In the data below, find every line with the string "marker" and pull it out.
----
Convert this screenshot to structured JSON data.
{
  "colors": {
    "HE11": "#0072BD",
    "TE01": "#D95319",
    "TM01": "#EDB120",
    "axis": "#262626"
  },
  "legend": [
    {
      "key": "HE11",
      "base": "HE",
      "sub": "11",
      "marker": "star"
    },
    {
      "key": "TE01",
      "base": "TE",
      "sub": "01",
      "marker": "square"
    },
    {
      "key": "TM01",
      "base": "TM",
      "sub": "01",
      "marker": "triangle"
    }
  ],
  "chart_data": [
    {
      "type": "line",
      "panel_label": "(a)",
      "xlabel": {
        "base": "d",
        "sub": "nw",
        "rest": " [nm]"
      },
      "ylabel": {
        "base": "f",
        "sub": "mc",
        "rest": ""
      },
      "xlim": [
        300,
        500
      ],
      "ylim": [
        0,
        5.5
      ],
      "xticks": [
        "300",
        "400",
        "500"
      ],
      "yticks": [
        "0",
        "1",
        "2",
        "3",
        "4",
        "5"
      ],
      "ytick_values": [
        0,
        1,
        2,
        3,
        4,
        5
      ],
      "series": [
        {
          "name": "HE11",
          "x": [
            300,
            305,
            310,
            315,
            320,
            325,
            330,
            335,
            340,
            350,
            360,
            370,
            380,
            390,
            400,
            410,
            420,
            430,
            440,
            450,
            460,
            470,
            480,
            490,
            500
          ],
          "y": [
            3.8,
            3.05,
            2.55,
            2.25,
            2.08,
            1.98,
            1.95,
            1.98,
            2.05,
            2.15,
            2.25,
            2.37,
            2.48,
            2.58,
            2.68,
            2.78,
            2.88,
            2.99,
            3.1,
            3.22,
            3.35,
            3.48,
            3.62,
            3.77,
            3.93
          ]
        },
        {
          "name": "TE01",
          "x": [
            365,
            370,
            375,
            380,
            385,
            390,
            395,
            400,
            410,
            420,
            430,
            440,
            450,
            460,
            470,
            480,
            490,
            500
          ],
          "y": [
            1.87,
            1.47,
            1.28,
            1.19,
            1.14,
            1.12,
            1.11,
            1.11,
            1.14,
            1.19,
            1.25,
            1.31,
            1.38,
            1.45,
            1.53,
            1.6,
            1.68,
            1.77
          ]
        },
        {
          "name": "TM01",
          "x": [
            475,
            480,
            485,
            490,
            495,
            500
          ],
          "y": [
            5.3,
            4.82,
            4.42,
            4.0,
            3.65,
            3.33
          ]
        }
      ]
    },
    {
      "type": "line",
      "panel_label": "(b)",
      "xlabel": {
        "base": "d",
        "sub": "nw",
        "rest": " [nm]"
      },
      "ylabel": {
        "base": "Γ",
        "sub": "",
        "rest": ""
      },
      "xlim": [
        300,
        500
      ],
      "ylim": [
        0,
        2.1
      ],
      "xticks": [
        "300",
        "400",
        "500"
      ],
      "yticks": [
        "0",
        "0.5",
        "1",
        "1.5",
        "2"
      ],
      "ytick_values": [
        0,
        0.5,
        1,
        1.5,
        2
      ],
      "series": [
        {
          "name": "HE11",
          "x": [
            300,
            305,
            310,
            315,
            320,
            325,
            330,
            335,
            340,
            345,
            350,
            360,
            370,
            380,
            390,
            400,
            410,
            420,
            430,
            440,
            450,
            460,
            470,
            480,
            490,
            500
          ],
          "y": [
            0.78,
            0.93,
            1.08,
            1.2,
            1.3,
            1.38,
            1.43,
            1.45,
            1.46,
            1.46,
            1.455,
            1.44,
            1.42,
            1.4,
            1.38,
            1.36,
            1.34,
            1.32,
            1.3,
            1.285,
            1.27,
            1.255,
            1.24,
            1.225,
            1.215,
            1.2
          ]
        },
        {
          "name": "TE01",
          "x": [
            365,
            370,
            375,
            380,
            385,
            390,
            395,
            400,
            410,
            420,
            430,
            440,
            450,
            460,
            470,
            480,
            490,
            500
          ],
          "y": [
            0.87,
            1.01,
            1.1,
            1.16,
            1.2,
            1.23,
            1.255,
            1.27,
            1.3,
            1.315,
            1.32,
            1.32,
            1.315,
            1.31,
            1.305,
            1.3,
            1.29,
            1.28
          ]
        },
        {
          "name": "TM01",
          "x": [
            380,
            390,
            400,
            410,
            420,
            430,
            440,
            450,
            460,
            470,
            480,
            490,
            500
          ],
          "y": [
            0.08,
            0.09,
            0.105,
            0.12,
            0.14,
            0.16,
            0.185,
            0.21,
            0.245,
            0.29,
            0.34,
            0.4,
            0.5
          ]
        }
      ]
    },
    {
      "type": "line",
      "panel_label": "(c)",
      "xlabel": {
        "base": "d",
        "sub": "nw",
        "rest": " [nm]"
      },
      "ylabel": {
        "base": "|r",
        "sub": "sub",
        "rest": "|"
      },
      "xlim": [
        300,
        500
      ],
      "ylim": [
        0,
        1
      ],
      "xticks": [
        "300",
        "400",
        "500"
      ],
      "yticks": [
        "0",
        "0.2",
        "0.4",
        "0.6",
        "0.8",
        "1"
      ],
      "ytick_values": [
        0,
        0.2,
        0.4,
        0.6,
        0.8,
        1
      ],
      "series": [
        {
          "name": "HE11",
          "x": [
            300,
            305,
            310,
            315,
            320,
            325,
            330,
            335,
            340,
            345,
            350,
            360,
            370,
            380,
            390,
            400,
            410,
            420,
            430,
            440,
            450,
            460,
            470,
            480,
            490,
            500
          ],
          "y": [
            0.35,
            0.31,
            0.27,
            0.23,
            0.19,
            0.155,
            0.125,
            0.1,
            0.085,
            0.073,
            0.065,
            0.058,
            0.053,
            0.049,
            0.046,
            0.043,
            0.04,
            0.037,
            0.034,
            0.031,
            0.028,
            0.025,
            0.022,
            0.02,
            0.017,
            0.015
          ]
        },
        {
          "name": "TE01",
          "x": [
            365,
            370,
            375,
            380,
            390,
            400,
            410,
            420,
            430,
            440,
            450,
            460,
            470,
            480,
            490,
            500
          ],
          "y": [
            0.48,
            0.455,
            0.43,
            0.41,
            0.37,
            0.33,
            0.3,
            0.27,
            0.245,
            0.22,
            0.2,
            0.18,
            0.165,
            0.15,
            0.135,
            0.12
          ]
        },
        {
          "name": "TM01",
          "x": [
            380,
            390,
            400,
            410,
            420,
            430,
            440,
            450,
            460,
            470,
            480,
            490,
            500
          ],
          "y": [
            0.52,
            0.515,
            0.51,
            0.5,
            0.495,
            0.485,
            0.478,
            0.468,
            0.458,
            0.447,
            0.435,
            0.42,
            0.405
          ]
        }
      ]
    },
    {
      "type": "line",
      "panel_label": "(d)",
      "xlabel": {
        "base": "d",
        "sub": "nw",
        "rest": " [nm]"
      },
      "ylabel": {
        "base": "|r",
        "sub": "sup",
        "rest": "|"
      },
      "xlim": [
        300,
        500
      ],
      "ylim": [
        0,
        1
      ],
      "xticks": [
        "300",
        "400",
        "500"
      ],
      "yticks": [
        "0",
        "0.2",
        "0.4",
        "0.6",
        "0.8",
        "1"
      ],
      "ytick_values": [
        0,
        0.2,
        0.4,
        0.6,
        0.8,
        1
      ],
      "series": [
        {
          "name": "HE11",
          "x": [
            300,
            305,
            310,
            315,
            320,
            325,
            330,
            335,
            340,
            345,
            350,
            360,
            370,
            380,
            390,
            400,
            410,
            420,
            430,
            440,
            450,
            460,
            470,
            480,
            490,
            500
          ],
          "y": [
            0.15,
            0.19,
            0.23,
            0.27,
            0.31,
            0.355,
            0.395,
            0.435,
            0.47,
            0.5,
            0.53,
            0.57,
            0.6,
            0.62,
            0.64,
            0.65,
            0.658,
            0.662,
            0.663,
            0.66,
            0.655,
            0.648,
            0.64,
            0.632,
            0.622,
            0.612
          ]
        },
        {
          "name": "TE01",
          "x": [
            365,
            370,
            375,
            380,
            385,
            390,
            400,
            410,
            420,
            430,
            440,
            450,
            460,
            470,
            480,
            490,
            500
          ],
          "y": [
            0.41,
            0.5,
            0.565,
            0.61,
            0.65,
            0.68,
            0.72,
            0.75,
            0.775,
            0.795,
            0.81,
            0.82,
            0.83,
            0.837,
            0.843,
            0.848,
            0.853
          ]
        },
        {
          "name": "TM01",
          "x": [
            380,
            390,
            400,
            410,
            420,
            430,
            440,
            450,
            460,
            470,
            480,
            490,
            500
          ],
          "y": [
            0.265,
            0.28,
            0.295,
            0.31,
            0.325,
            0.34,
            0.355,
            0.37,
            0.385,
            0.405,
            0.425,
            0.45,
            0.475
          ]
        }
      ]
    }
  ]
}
----
Correct response:
      "marker": "star"
      "marker": "square"
      "marker": "triangle"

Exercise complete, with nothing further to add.